----- SUPPLIED MATERIAL

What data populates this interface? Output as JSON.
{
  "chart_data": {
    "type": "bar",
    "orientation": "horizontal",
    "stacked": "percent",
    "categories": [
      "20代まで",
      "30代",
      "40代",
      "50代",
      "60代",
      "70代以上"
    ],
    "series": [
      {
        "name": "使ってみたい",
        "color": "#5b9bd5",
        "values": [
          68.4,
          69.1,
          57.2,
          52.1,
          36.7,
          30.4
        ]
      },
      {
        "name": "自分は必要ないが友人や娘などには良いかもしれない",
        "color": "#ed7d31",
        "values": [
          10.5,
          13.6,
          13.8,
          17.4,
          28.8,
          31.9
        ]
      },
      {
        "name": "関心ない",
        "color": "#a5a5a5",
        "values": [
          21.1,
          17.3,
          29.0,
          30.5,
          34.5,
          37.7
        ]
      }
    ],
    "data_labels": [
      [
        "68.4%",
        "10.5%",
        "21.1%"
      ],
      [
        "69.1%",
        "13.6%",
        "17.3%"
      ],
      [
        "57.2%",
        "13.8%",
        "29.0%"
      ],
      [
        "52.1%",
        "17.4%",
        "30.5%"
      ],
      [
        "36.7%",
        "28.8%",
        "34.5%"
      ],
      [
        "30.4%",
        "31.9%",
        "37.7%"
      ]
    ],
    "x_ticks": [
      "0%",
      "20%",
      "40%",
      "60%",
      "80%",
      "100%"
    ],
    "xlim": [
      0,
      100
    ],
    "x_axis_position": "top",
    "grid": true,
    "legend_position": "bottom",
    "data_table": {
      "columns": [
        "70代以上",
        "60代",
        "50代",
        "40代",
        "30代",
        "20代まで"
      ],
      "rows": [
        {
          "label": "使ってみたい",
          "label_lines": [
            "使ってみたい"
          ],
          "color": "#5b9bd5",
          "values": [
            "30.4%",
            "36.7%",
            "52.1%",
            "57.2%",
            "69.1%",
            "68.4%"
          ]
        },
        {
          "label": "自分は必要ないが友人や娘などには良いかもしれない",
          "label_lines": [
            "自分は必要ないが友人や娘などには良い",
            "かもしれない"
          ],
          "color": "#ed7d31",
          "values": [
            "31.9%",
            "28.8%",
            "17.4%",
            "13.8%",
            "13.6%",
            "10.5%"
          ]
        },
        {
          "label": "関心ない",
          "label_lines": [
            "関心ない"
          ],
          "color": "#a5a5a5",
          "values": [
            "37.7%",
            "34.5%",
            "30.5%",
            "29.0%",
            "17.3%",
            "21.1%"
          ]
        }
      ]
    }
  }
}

----------

Show every line from the entries above in which the word "color" appears.

→ **RESPONSE TO THIS EXERCISE**
        "color": "#5b9bd5",
        "color": "#ed7d31",
        "color": "#a5a5a5",
          "color": "#5b9bd5",
          "color": "#ed7d31",
          "color": "#a5a5a5",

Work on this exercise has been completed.